▶ SUPPLIED RECORDS
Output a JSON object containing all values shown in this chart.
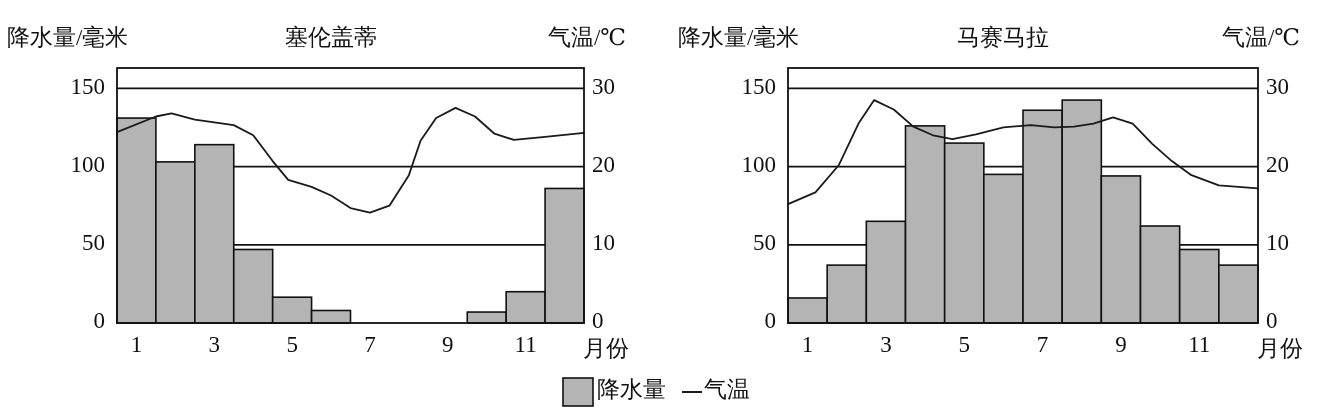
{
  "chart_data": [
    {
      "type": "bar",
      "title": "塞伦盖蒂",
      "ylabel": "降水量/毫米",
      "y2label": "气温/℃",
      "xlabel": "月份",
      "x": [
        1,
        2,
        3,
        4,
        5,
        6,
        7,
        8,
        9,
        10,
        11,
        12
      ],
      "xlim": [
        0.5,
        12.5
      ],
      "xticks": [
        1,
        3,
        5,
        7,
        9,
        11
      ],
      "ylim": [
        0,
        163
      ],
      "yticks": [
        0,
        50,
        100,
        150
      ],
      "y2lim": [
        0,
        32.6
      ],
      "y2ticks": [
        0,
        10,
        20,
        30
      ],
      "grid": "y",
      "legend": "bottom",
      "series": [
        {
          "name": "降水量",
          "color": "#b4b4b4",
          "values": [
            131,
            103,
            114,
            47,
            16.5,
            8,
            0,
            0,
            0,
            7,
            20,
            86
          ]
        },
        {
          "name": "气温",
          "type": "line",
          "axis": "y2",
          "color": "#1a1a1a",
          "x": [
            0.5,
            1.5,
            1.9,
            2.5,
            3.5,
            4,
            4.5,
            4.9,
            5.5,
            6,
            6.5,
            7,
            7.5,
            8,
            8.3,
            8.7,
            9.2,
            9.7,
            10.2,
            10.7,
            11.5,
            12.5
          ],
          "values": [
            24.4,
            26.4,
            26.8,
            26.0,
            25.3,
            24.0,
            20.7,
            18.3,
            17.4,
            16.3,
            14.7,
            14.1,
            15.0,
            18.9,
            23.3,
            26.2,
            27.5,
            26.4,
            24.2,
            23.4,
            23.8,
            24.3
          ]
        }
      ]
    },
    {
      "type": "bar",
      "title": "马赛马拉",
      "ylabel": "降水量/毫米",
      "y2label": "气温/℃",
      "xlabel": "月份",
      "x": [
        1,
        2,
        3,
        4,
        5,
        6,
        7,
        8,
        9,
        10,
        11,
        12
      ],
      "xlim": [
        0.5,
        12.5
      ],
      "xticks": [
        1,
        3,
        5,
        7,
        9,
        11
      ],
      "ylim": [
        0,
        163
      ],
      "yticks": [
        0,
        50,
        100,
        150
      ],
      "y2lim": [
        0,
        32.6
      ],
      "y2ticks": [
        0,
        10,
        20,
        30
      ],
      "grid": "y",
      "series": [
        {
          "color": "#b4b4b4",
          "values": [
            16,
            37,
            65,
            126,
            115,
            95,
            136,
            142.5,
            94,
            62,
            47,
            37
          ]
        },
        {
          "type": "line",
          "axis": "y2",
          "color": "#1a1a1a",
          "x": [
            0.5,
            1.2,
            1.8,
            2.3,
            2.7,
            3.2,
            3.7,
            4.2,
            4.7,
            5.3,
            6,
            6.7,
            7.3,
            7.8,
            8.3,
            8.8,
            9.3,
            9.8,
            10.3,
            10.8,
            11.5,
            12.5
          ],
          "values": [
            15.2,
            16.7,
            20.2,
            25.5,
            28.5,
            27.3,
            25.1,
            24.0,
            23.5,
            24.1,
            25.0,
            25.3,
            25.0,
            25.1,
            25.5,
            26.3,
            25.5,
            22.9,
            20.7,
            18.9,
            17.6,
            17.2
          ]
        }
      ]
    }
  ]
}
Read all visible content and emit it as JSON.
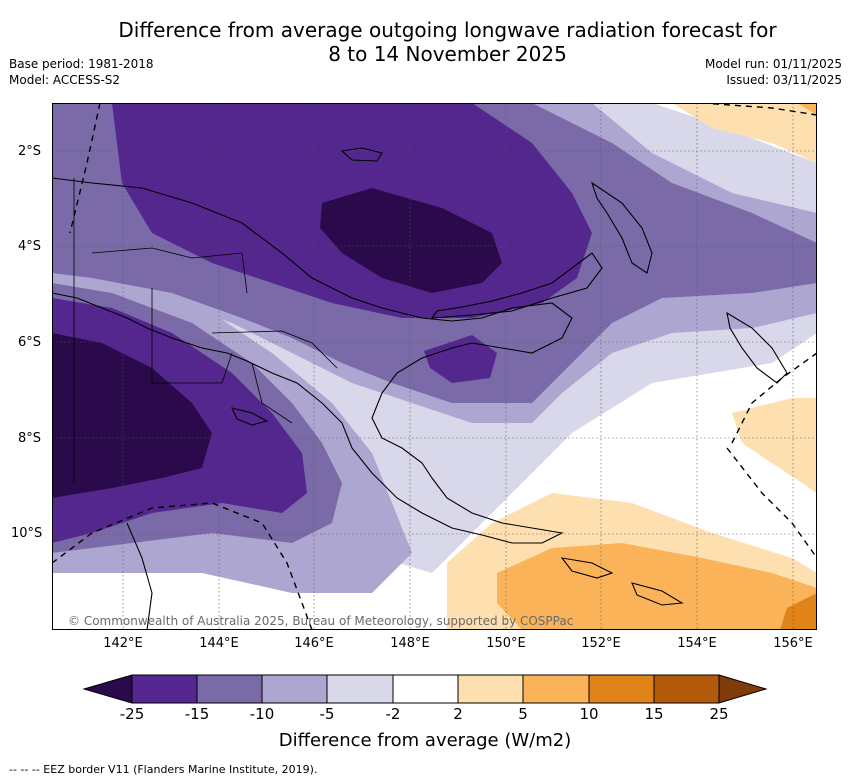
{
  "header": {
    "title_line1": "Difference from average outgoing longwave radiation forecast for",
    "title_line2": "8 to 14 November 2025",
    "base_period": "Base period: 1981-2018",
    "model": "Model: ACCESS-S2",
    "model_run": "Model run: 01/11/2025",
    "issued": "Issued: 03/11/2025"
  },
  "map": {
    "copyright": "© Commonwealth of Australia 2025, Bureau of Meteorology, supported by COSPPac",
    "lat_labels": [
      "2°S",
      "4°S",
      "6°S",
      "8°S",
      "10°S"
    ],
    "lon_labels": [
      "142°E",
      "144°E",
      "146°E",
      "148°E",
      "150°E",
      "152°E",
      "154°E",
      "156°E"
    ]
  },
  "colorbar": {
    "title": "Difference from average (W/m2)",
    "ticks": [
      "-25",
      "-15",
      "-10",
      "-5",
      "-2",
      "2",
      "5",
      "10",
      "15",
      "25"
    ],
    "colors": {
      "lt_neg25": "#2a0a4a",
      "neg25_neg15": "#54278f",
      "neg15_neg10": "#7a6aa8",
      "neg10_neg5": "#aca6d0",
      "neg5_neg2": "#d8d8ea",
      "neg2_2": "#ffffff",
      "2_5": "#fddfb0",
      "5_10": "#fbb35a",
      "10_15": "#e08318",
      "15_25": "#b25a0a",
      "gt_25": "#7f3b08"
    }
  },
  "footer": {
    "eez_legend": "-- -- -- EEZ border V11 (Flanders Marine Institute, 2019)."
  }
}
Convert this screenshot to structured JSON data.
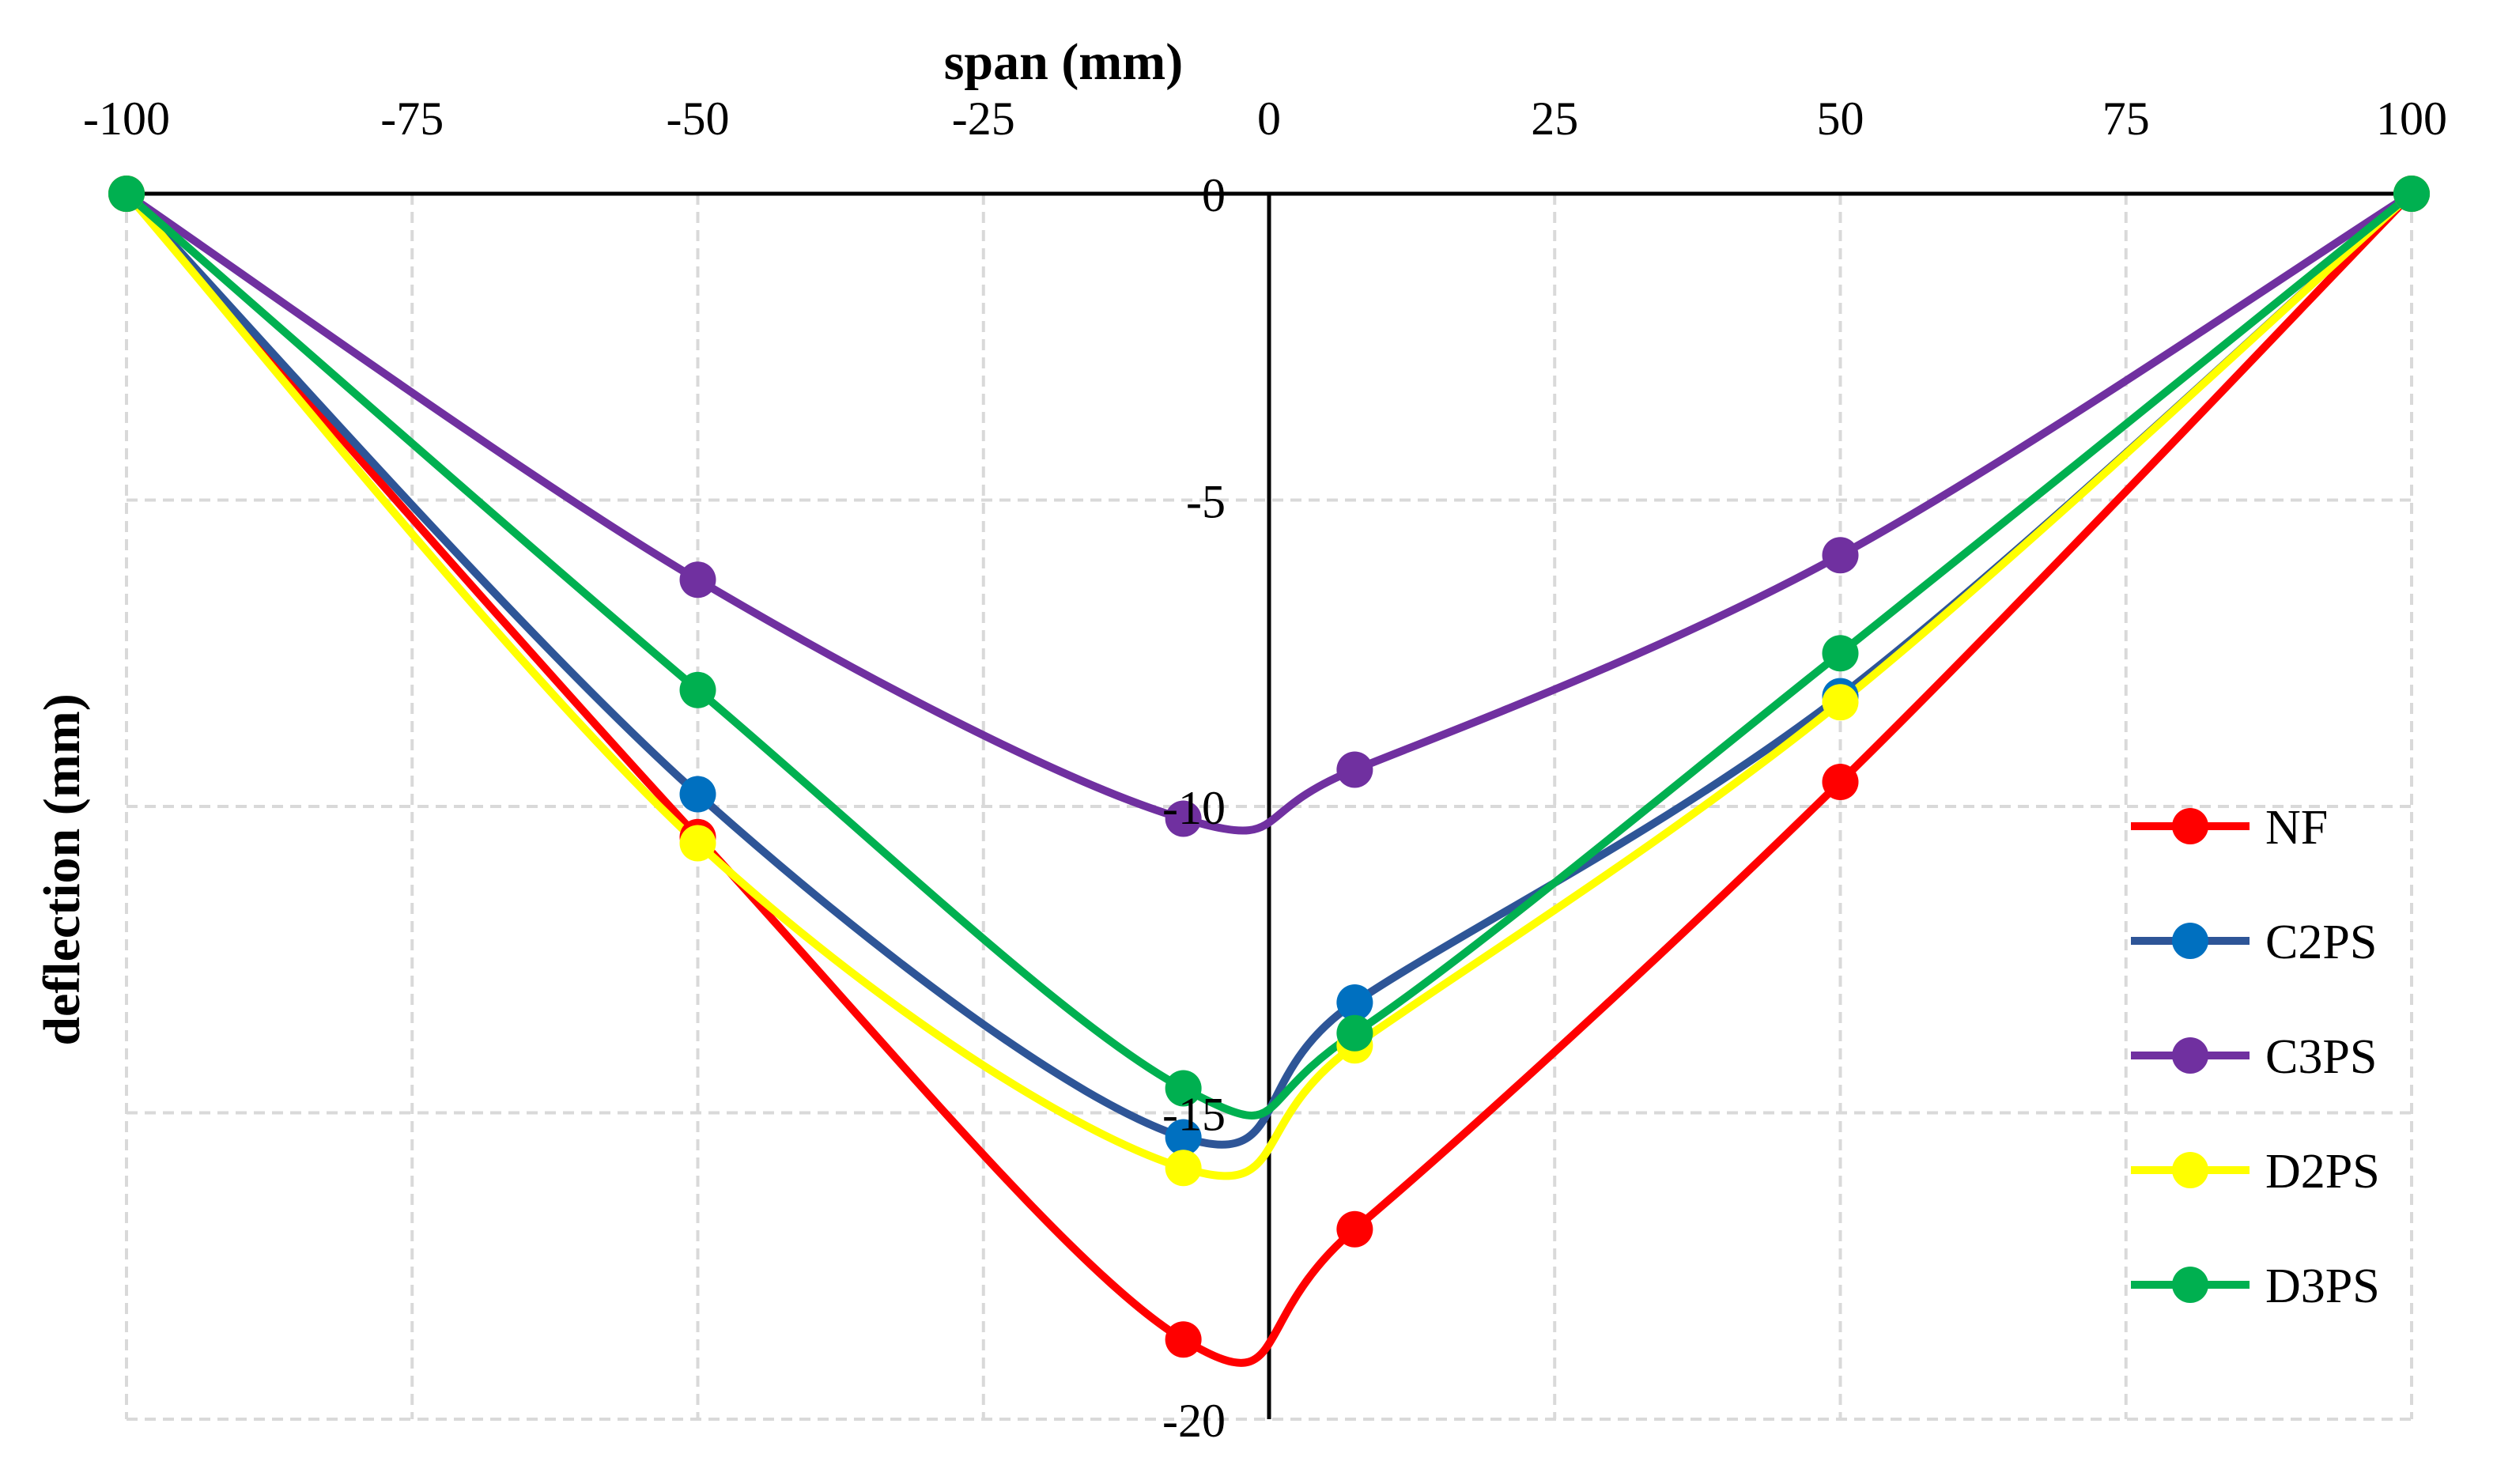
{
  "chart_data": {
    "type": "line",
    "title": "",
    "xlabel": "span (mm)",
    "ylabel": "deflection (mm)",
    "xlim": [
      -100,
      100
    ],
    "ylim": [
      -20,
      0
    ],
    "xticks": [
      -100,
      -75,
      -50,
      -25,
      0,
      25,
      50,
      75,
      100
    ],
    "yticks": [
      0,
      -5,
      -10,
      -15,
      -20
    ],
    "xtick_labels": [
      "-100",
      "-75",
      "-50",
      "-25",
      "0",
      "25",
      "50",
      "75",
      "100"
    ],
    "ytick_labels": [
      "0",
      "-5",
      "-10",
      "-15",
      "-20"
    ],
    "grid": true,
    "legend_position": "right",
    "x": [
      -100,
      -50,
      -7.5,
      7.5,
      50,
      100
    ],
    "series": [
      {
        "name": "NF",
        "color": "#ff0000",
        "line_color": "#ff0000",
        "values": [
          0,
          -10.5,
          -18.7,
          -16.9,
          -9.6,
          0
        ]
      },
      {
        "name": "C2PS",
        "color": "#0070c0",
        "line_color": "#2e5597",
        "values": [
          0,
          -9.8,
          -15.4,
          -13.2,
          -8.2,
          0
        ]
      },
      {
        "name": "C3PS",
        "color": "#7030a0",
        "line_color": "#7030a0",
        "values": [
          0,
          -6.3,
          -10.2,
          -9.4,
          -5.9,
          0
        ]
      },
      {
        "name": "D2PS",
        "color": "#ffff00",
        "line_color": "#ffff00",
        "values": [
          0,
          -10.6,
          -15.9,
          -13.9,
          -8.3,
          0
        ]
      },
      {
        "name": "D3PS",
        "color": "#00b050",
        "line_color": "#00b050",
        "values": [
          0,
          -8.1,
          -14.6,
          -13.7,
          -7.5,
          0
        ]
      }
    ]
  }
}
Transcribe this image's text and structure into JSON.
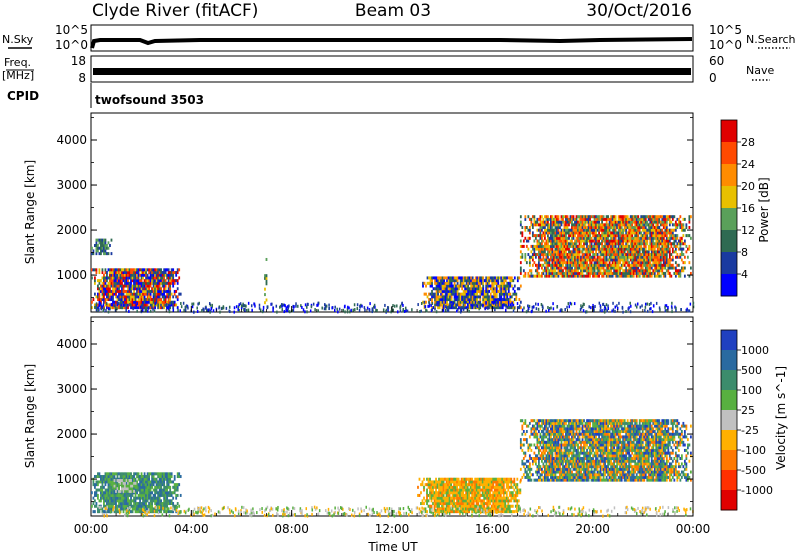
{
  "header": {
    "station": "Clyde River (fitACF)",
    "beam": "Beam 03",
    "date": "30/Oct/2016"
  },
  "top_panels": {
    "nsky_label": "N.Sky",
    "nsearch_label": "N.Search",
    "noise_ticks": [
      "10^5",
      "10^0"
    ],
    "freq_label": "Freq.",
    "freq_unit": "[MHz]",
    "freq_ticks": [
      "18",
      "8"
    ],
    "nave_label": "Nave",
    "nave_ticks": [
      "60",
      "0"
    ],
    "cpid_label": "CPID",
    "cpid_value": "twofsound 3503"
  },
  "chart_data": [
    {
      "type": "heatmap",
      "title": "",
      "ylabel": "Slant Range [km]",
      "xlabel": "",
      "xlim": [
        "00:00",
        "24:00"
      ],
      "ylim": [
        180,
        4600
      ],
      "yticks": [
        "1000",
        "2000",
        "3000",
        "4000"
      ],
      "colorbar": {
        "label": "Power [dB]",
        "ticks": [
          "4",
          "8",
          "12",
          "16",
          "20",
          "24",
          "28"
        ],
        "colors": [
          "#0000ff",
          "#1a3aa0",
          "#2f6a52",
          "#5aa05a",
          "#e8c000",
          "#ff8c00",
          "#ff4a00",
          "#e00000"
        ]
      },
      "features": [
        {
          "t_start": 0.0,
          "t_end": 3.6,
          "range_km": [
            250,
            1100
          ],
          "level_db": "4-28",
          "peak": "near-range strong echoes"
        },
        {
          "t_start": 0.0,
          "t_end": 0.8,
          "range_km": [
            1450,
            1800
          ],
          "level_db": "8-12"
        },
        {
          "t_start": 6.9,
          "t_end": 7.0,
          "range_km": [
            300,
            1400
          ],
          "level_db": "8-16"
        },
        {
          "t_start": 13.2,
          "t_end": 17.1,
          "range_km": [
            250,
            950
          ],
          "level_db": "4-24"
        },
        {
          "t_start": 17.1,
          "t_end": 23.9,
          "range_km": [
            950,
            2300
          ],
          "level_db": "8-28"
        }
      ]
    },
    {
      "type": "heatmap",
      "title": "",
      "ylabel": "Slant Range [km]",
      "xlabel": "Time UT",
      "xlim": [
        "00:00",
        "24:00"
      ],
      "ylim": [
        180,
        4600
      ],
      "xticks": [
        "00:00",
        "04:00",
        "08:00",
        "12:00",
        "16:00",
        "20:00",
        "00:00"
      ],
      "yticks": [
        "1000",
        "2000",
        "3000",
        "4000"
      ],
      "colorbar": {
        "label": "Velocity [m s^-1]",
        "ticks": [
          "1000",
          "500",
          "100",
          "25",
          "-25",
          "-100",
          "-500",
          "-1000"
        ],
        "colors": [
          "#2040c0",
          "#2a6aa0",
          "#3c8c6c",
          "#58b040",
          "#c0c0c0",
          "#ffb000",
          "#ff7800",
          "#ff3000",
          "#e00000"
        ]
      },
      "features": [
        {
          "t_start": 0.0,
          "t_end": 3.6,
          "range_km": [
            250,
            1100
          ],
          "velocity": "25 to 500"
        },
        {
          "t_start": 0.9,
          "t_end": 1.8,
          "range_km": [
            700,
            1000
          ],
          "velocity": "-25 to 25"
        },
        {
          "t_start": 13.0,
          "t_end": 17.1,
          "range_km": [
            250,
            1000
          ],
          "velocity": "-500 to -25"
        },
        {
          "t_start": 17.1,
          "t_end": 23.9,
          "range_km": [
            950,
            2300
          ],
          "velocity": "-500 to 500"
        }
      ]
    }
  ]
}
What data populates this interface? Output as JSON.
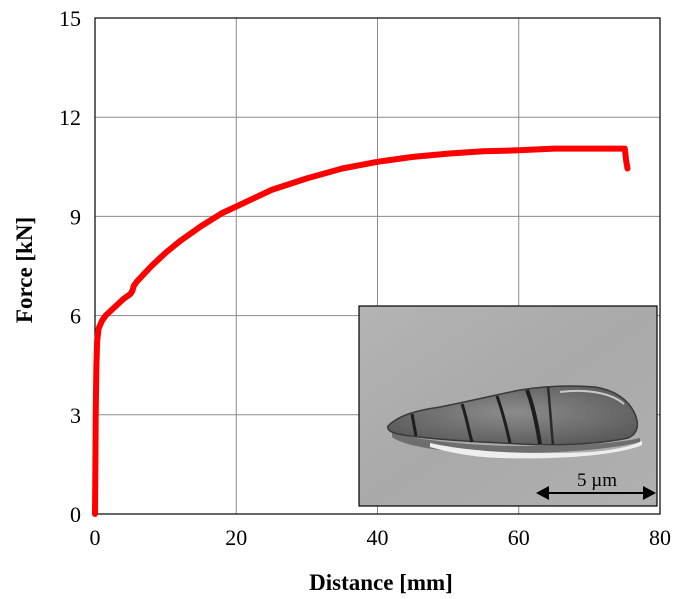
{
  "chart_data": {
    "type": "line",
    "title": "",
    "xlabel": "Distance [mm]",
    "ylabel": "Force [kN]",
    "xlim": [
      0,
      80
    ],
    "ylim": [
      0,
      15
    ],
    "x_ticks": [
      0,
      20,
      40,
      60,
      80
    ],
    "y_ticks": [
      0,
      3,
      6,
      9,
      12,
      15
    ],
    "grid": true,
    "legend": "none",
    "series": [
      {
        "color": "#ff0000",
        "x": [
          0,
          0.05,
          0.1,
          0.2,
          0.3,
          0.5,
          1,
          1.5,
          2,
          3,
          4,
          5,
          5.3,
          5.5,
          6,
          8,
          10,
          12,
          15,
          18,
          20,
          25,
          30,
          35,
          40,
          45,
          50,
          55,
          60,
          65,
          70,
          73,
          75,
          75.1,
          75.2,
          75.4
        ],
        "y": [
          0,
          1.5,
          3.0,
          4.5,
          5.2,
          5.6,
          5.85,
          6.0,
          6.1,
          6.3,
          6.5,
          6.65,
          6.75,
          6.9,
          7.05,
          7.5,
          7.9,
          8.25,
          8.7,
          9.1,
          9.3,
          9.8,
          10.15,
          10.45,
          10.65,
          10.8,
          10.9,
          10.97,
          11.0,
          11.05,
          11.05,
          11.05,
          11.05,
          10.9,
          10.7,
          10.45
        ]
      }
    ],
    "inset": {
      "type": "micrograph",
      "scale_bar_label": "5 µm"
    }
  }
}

▶ YOUR INSTRUCTIONS
Search the entries for the word "xlabel", then list each line that holds it.

▶ REPLY TO THE EXERCISE
      "xlabel": "月份",
      "xlabel": "月份",
    "xlabel": "span (mm)",
      "xlabel": "",
      "xlabel": "Time UT",
    "xlabel": "Distance [mm]",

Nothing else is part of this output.